> _Structured figure records_

============

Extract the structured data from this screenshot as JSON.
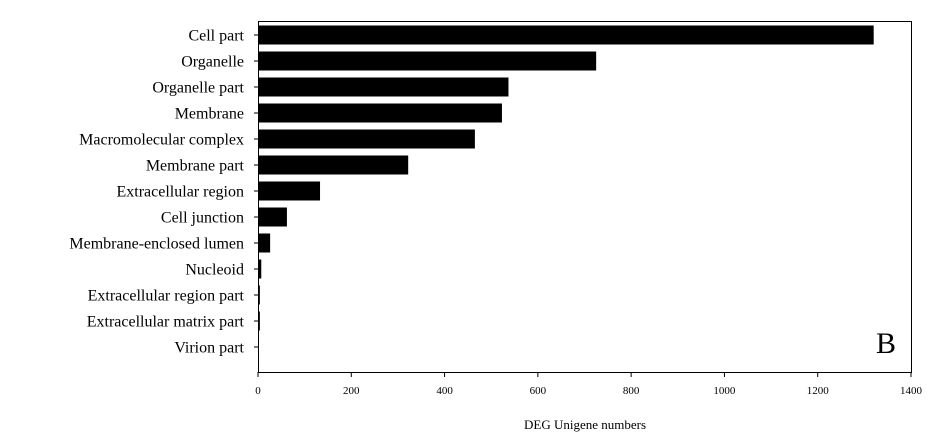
{
  "chart_data": {
    "type": "bar",
    "orientation": "horizontal",
    "categories": [
      "Cell part",
      "Organelle",
      "Organelle part",
      "Membrane",
      "Macromolecular complex",
      "Membrane part",
      "Extracellular region",
      "Cell junction",
      "Membrane-enclosed lumen",
      "Nucleoid",
      "Extracellular region part",
      "Extracellular matrix part",
      "Virion part"
    ],
    "values": [
      1320,
      725,
      537,
      523,
      465,
      322,
      133,
      62,
      26,
      7,
      4,
      4,
      1
    ],
    "xlabel": "DEG Unigene numbers",
    "ylabel": "",
    "xlim": [
      0,
      1400
    ],
    "xticks": [
      0,
      200,
      400,
      600,
      800,
      1000,
      1200,
      1400
    ],
    "panel_label": "B",
    "grid": false,
    "bar_color": "#000000"
  }
}
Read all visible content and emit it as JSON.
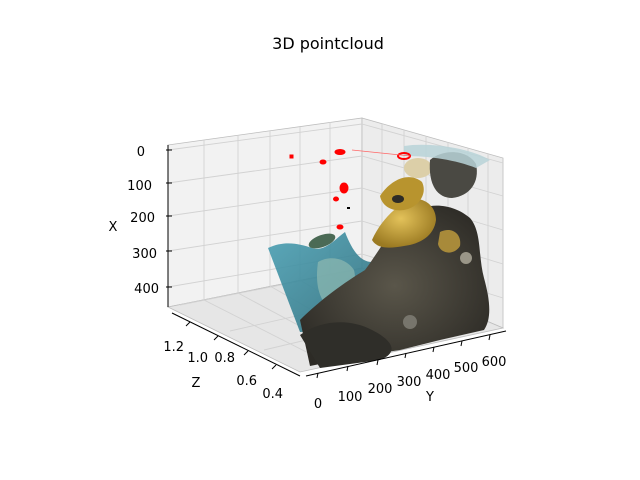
{
  "chart_data": {
    "type": "scatter",
    "projection": "3d",
    "title": "3D pointcloud",
    "xlabel": "X",
    "ylabel": "Y",
    "zlabel": "Z",
    "x_ticks": [
      "0",
      "100",
      "200",
      "300",
      "400"
    ],
    "y_ticks": [
      "0",
      "100",
      "200",
      "300",
      "400",
      "500",
      "600"
    ],
    "z_ticks": [
      "0.4",
      "0.6",
      "0.8",
      "1.0",
      "1.2"
    ],
    "xlim": [
      0,
      480
    ],
    "ylim": [
      0,
      640
    ],
    "zlim": [
      0.35,
      1.3
    ],
    "grid": true,
    "colors": {
      "pane": "#f2f2f2",
      "pane_side": "#ececec",
      "grid": "#d0d0d0",
      "highlight": "#ff0000",
      "reef_dark": "#3b3a33",
      "reef_yellow": "#c9a233",
      "water_teal": "#3f8ea0"
    }
  }
}
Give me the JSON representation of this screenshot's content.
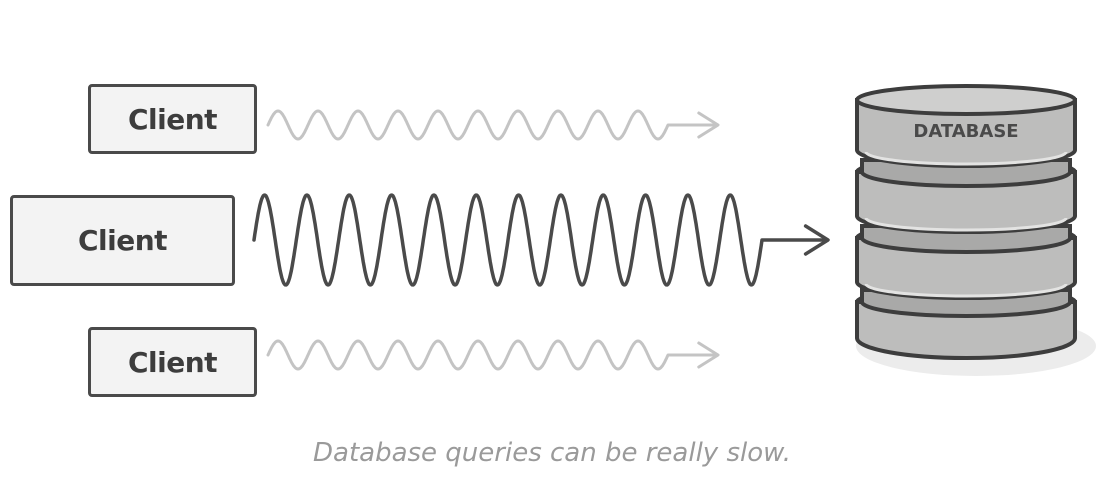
{
  "clients": [
    {
      "label": "Client",
      "traffic": "light"
    },
    {
      "label": "Client",
      "traffic": "heavy"
    },
    {
      "label": "Client",
      "traffic": "light"
    }
  ],
  "database": {
    "label": "DATABASE"
  },
  "caption": "Database queries can be really slow.",
  "colors": {
    "box_border": "#4a4a4a",
    "box_fill": "#f3f3f3",
    "light_wave": "#c4c4c4",
    "heavy_wave": "#4a4a4a",
    "db_fill": "#bdbdbc",
    "caption_text": "#9a9a9a"
  }
}
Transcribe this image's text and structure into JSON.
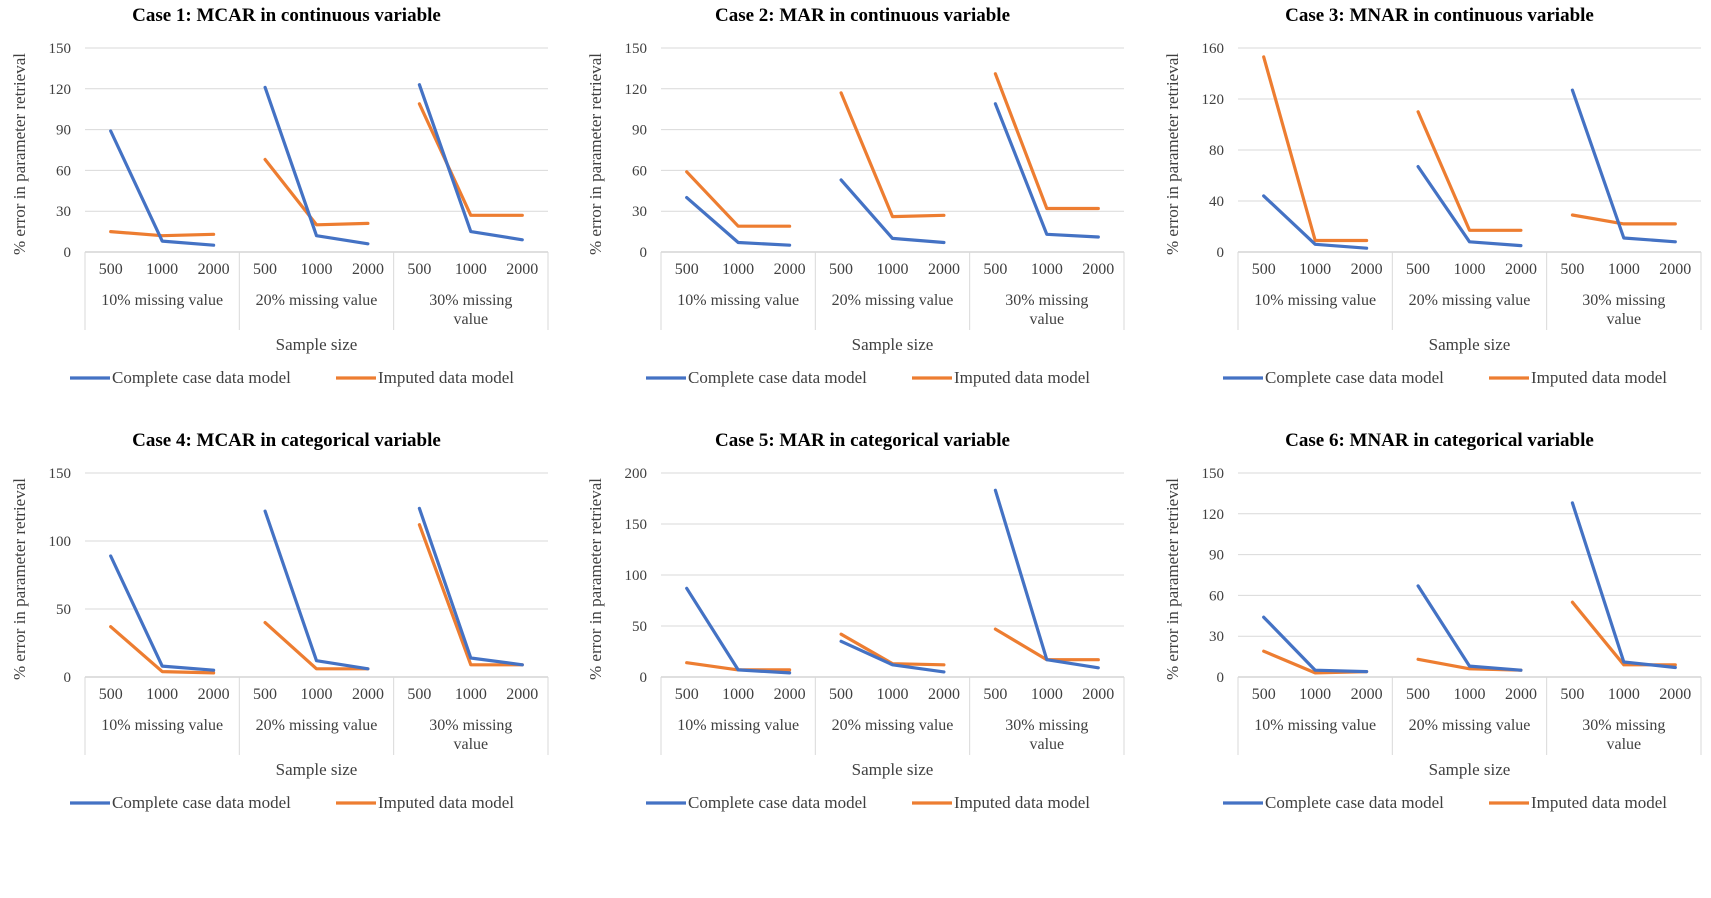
{
  "colors": {
    "complete": "#4472C4",
    "imputed": "#ED7D31",
    "grid": "#D9D9D9",
    "axis": "#BFBFBF"
  },
  "chart_data": [
    {
      "type": "line",
      "title": "Case 1: MCAR in continuous  variable",
      "xlabel": "Sample size",
      "ylabel": "% error in parameter retrieval",
      "ylim": [
        0,
        150
      ],
      "yticks": [
        "0",
        "30",
        "60",
        "90",
        "120",
        "150"
      ],
      "categories": [
        "500",
        "1000",
        "2000"
      ],
      "groups": [
        [
          "10% missing value"
        ],
        [
          "20% missing value"
        ],
        [
          "30% missing",
          "value"
        ]
      ],
      "legend": "bottom",
      "series": [
        {
          "name": "Complete case data model",
          "values": [
            [
              89,
              8,
              5
            ],
            [
              121,
              12,
              6
            ],
            [
              123,
              15,
              9
            ]
          ]
        },
        {
          "name": "Imputed data model",
          "values": [
            [
              15,
              12,
              13
            ],
            [
              68,
              20,
              21
            ],
            [
              109,
              27,
              27
            ]
          ]
        }
      ]
    },
    {
      "type": "line",
      "title": "Case 2: MAR in continuous  variable",
      "xlabel": "Sample size",
      "ylabel": "% error in parameter retrieval",
      "ylim": [
        0,
        150
      ],
      "yticks": [
        "0",
        "30",
        "60",
        "90",
        "120",
        "150"
      ],
      "categories": [
        "500",
        "1000",
        "2000"
      ],
      "groups": [
        [
          "10% missing value"
        ],
        [
          "20% missing value"
        ],
        [
          "30% missing",
          "value"
        ]
      ],
      "legend": "bottom",
      "series": [
        {
          "name": "Complete case data model",
          "values": [
            [
              40,
              7,
              5
            ],
            [
              53,
              10,
              7
            ],
            [
              109,
              13,
              11
            ]
          ]
        },
        {
          "name": "Imputed data model",
          "values": [
            [
              59,
              19,
              19
            ],
            [
              117,
              26,
              27
            ],
            [
              131,
              32,
              32
            ]
          ]
        }
      ]
    },
    {
      "type": "line",
      "title": "Case 3: MNAR in continuous  variable",
      "xlabel": "Sample size",
      "ylabel": "% error in parameter retrieval",
      "ylim": [
        0,
        160
      ],
      "yticks": [
        "0",
        "40",
        "80",
        "120",
        "160"
      ],
      "categories": [
        "500",
        "1000",
        "2000"
      ],
      "groups": [
        [
          "10% missing value"
        ],
        [
          "20% missing value"
        ],
        [
          "30% missing",
          "value"
        ]
      ],
      "legend": "bottom",
      "series": [
        {
          "name": "Complete case data model",
          "values": [
            [
              44,
              6,
              3
            ],
            [
              67,
              8,
              5
            ],
            [
              127,
              11,
              8
            ]
          ]
        },
        {
          "name": "Imputed data model",
          "values": [
            [
              153,
              9,
              9
            ],
            [
              110,
              17,
              17
            ],
            [
              29,
              22,
              22
            ]
          ]
        }
      ]
    },
    {
      "type": "line",
      "title": "Case 4: MCAR in categorical  variable",
      "xlabel": "Sample size",
      "ylabel": "% error in parameter retrieval",
      "ylim": [
        0,
        150
      ],
      "yticks": [
        "0",
        "50",
        "100",
        "150"
      ],
      "categories": [
        "500",
        "1000",
        "2000"
      ],
      "groups": [
        [
          "10% missing value"
        ],
        [
          "20% missing value"
        ],
        [
          "30% missing",
          "value"
        ]
      ],
      "legend": "bottom",
      "series": [
        {
          "name": "Complete case data model",
          "values": [
            [
              89,
              8,
              5
            ],
            [
              122,
              12,
              6
            ],
            [
              124,
              14,
              9
            ]
          ]
        },
        {
          "name": "Imputed data model",
          "values": [
            [
              37,
              4,
              3
            ],
            [
              40,
              6,
              6
            ],
            [
              112,
              9,
              9
            ]
          ]
        }
      ]
    },
    {
      "type": "line",
      "title": "Case 5: MAR in categorical  variable",
      "xlabel": "Sample size",
      "ylabel": "% error in parameter retrieval",
      "ylim": [
        0,
        200
      ],
      "yticks": [
        "0",
        "50",
        "100",
        "150",
        "200"
      ],
      "categories": [
        "500",
        "1000",
        "2000"
      ],
      "groups": [
        [
          "10% missing value"
        ],
        [
          "20% missing value"
        ],
        [
          "30% missing",
          "value"
        ]
      ],
      "legend": "bottom",
      "series": [
        {
          "name": "Complete case data model",
          "values": [
            [
              87,
              7,
              4
            ],
            [
              35,
              12,
              5
            ],
            [
              183,
              17,
              9
            ]
          ]
        },
        {
          "name": "Imputed data model",
          "values": [
            [
              14,
              7,
              7
            ],
            [
              42,
              13,
              12
            ],
            [
              47,
              17,
              17
            ]
          ]
        }
      ]
    },
    {
      "type": "line",
      "title": "Case 6: MNAR in categorical  variable",
      "xlabel": "Sample size",
      "ylabel": "% error in parameter retrieval",
      "ylim": [
        0,
        150
      ],
      "yticks": [
        "0",
        "30",
        "60",
        "90",
        "120",
        "150"
      ],
      "categories": [
        "500",
        "1000",
        "2000"
      ],
      "groups": [
        [
          "10% missing value"
        ],
        [
          "20% missing value"
        ],
        [
          "30% missing",
          "value"
        ]
      ],
      "legend": "bottom",
      "series": [
        {
          "name": "Complete case data model",
          "values": [
            [
              44,
              5,
              4
            ],
            [
              67,
              8,
              5
            ],
            [
              128,
              11,
              7
            ]
          ]
        },
        {
          "name": "Imputed data model",
          "values": [
            [
              19,
              3,
              4
            ],
            [
              13,
              6,
              5
            ],
            [
              55,
              9,
              9
            ]
          ]
        }
      ]
    }
  ]
}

============

> _Aim_
Filter out every line that lacks the word "grid", and copy the rest.

> _Correct result_
    "grid": false,
    "grid": true,
      "grid": "#d0d0d0",
    "grid": "#D9D9D9",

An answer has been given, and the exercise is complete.